1 Revolution in der Rechnungslegung
»Gegenstand dieser Verordnung ist die Übernahme und Anwendung internationaler Rechnungslegungsstandards in der Gemeinschaft, mit dem Ziel, die von Gesellschaften im Sinne des Artikels 4 vorgelegten Finanzinformationen zu harmonisieren, um einen hohen Grad an Transparenz und Vergleichbarkeit der Abschlüsse und damit eine effiziente Funktionsweise des Kapitalmarkts in der Gemeinschaft und im Binnenmarkt sicherzustellen.« (IAS-Verordnung 2002, Art 1)
Mit diesem Wortlaut beginnt die IAS-Verordnung der Europäischen Union, die im Jahr 2002 beschlossen wurde. Sie verpflichtet europäische kapitalmarktorientierte Unternehmen seit 2005 zur Veröffentlichung von Konzernabschlüssen nach internationalen Rechnungslegungsstandards, nämlich nach International Financial Reporting Standards (IFRS), die auch die bisherigen International Accounting Standards (IAS) umfassen. Die treibende Kraft für diese Regelung ist die Verbesserung der Effizienz der Kapitalmärkte in der EU. Es wird davon ausgegangen, dass die internationalen Rechnungslegungsstandards mehr Qualität der Finanzberichterstattung, eine höhere Transparenz und eine bessere internationale Vergleichbarkeit schaffen als die bisher angewandten nationalen Rechnungslegungsvorschriften.
Die IAS-Verordnung kam nicht völlig aus heiterem Himmel, sondern ist das Ergebnis eines bereits seit einigen Jahren anhaltenden Trends zu einer Internationalisierung der Rechnungslegung. In Deutschland begann diese Entwicklung hin zu einer internationalen Rechnungslegung bereits Anfang der neunziger Jahre. Ein entscheidender Schritt war die Entscheidung von Daimler-Benz für eine Notierung an der New York Stock Exchange (NYSE) im Jahr 1993. Damit brach Daimler-Benz aus der vormals deutschen wie auch europäischen »Verhandlungslinie« gegenüber der US-amerikanischen Börsenaufsicht SEC aus, die eine gegenseitige Anerkennung von Abschlüssen zu erreichen suchte. Für die Notierung an der NYSE war eine Überleitung des Jahresergebnisses und Eigenkapitals vom deutschen Konzernabschluss auf US-amerikanische Rechnungslegungsstandards (US-Generally Accepted Accounting Principles, USGAAP) erforderlich. Der damalige Finanzvorstand von Daimler-Benz betitelte dies mit »Internationale Unternehmen brauchen eine globalisierte Rechnungslegung«.1
Nachdem solcherart das Eis gebrochen war, veröffentlichten etliche andere deutsche und später auch österreichische Unternehmen Konzernabschlüsse nach internationalen Rechnungslegungsgrundsätzen. Darunter wurden zunächst sowohl die IFRS (damals noch IAS) als auch die US-GAAP verstanden. Zu dieser Zeit war nämlich unklar, ob sich letztlich die IFRS oder die US-GAAP durchsetzen würden. Etliche Unternehmen glaubten an die IFRS und veröffentlichten Konzernabschlüsse nach IFRS, andere entschlossen sich zu einer Rechnungslegung nach US-GAAP. Mit der IAS-Verordnung ist diese Unsicherheit beseitigt worden.

## DEINE AUFGABEN
1/ Ändere im Textauszug die Passage von „1 Revolution in“ bis „2002, Art 1)“, indem du „Gemeinschaft“ überall durch „Europäischen Union“ ersetzt, und schreibe sie vollständig auf.
2/ Übersetze den folgenden Satz aus dem Textauszug ins Englische: „Die treibende Kraft für diese Regelung ist die Verbesserung der Effizienz der Kapitalmärkte in der EU.“
Das anschließende Material steht für sich und gehört nicht zum Textauszug.

[Aufzeichnungen darüber, wo Elemente erscheinen]

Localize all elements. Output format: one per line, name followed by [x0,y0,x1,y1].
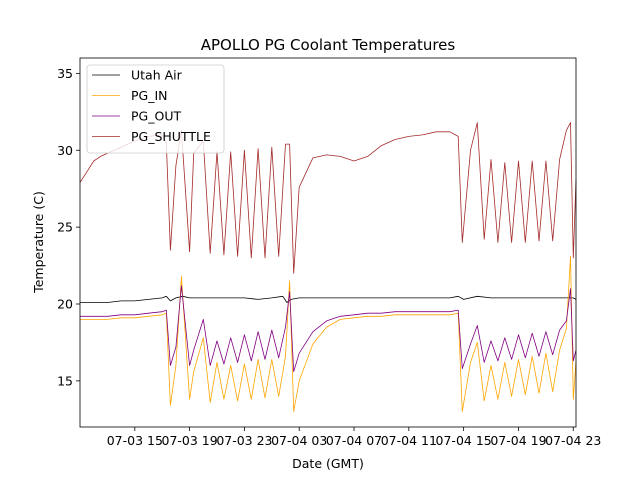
legend-label-pg-in: PG_IN [131,88,168,103]
y-tick-label: 25 [57,220,73,235]
series-line-pg-out [80,285,577,373]
x-tick-label: 07-03 19 [162,433,218,448]
series-line-pg-shuttle [79,122,577,274]
x-tick-label: 07-03 23 [216,433,272,448]
x-tick-label: 07-03 15 [107,433,163,448]
legend-label-pg-shuttle: PG_SHUTTLE [131,129,211,144]
y-tick-label: 15 [57,373,73,388]
legend-label-pg-out: PG_OUT [131,109,181,124]
x-tick-label: 07-04 15 [436,433,492,448]
y-tick-label: 30 [57,143,73,158]
legend-label-utah-air: Utah Air [131,68,183,83]
x-axis-title: Date (GMT) [292,456,364,471]
series-line-pg-in [80,255,577,413]
legend: Utah Air PG_IN PG_OUT PG_SHUTTLE [86,64,225,154]
x-tick-label: 07-04 23 [545,433,601,448]
y-tick-label: 35 [57,66,73,81]
chart-title: APOLLO PG Coolant Temperatures [201,36,456,54]
y-tick-label: 20 [57,297,73,312]
legend-box [86,64,225,154]
y-axis: 15 20 25 30 35 [57,66,80,388]
x-tick-label: 07-04 03 [271,433,327,448]
series-layer [79,122,577,413]
series-line-utah-air [80,295,577,303]
x-tick-label: 07-04 19 [490,433,546,448]
plot-frame [79,57,577,428]
x-tick-label: 07-04 07 [326,433,382,448]
y-axis-title: Temperature (C) [31,191,46,294]
x-tick-label: 07-04 11 [381,433,437,448]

## MUSTERLÖSUNGEN
1/
1 Revolution in der Rechnungslegung
»Gegenstand dieser Verordnung ist die Übernahme und Anwendung internationaler Rechnungslegungsstandards in der Europäischen Union, mit dem Ziel, die von Gesellschaften im Sinne des Artikels 4 vorgelegten Finanzinformationen zu harmonisieren, um einen hohen Grad an Transparenz und Vergleichbarkeit der Abschlüsse und damit eine effiziente Funktionsweise des Kapitalmarkts in der Europäischen Union und im Binnenmarkt sicherzustellen.« (IAS-Verordnung 2002, Art 1)

2/ The driving force behind this regulation is the improvement of the efficiency of the capital markets in the EU.